Report all lines from the entries below in which "down" appears.

↓↓↓

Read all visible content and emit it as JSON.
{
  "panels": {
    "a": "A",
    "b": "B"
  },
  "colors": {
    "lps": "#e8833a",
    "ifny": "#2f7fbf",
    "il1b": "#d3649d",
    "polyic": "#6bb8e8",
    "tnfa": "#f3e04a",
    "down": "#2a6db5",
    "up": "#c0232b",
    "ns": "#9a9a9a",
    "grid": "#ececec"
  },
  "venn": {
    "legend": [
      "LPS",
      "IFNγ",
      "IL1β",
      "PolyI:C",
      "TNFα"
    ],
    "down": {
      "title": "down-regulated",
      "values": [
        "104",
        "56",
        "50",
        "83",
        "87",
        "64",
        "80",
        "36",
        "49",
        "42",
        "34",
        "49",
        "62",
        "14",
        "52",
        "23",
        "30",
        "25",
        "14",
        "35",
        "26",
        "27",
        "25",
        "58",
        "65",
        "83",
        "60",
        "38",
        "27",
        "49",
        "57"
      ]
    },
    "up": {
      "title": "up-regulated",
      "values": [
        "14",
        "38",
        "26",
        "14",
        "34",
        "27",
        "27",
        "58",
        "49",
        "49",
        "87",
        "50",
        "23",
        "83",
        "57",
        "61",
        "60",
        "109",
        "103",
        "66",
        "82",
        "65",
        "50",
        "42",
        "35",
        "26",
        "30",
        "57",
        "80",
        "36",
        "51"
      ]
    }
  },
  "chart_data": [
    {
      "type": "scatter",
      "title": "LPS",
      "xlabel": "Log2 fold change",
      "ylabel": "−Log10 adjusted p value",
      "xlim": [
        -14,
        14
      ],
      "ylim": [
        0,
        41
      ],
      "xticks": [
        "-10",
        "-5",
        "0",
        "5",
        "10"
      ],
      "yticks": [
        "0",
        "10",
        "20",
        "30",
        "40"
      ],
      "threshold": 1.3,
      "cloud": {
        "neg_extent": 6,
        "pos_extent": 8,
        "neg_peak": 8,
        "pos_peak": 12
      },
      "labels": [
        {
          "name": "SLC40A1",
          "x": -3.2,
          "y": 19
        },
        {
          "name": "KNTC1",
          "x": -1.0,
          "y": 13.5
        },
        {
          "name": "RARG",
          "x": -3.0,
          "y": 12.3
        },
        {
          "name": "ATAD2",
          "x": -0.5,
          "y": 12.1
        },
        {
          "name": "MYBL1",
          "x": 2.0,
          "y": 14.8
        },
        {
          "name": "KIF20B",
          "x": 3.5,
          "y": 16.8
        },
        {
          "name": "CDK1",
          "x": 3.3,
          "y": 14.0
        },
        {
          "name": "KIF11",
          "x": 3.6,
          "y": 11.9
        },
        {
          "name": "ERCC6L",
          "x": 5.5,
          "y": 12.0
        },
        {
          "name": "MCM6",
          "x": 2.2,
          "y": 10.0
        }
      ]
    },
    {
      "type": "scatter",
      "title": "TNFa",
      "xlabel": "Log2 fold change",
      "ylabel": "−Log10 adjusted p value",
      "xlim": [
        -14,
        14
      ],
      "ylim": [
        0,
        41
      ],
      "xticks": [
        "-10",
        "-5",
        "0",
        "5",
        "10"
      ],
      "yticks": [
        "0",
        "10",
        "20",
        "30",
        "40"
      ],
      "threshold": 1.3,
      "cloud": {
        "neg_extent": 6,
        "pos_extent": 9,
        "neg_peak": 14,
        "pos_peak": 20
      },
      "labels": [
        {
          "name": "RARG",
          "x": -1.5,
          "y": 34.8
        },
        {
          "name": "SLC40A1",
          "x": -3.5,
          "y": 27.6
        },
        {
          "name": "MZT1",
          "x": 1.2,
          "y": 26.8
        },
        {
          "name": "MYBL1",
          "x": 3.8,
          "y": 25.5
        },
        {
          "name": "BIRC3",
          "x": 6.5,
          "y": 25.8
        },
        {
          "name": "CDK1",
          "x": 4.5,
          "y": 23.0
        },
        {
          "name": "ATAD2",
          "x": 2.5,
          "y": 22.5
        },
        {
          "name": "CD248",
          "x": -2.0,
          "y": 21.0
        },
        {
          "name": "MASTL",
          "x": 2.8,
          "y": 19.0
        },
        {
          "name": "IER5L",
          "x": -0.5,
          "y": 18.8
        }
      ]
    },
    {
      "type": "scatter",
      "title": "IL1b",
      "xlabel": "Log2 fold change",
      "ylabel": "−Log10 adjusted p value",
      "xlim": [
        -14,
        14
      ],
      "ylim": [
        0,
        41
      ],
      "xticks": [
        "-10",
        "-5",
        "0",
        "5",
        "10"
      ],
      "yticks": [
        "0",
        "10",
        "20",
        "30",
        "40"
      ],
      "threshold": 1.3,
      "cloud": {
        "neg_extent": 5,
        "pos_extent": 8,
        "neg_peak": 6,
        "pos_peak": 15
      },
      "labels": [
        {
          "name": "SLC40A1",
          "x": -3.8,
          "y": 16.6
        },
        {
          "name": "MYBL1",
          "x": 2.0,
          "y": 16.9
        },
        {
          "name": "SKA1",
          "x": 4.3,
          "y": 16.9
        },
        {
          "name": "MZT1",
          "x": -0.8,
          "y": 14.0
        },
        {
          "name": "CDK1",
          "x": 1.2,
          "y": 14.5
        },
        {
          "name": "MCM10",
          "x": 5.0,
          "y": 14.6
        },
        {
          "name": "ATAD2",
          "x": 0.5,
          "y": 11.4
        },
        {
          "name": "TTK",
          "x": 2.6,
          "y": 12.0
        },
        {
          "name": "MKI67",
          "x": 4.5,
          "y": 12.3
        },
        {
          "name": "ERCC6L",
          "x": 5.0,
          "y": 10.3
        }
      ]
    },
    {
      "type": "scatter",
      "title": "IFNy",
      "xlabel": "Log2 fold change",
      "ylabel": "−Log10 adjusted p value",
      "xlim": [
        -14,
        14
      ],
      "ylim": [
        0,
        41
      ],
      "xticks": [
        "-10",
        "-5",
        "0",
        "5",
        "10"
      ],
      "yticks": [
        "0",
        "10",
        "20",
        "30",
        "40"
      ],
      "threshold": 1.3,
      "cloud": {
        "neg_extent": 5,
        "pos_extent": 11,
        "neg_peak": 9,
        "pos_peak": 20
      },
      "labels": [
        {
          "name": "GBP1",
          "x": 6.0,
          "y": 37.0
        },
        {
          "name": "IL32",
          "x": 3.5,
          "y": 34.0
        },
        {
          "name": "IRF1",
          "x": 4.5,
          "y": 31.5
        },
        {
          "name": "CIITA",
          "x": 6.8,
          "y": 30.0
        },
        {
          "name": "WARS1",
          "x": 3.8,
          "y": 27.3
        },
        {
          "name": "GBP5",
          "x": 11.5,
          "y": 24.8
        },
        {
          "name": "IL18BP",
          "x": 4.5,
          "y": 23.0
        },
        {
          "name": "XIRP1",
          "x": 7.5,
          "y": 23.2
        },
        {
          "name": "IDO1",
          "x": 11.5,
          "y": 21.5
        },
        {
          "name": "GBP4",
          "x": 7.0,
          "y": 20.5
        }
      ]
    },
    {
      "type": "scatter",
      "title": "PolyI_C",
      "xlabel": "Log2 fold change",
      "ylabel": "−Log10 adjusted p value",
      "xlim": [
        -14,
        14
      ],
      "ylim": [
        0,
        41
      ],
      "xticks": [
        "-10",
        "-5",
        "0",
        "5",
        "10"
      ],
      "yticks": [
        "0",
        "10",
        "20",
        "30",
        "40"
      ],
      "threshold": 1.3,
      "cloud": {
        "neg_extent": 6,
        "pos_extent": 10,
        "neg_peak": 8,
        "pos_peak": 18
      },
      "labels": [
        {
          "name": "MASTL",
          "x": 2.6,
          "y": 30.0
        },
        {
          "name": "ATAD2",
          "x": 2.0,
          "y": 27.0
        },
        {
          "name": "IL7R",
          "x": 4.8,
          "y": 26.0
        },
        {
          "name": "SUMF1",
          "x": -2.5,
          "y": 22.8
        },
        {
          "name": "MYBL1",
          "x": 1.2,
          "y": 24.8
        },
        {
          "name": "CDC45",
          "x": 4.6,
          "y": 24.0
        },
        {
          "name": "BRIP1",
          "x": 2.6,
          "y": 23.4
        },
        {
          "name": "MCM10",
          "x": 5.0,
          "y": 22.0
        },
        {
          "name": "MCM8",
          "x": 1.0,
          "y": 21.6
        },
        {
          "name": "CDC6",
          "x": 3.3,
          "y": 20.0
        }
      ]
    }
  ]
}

↑↑↑

→ EXERCISE OUTPUT
    "down": "#2a6db5",
    "down": {
      "title": "down-regulated",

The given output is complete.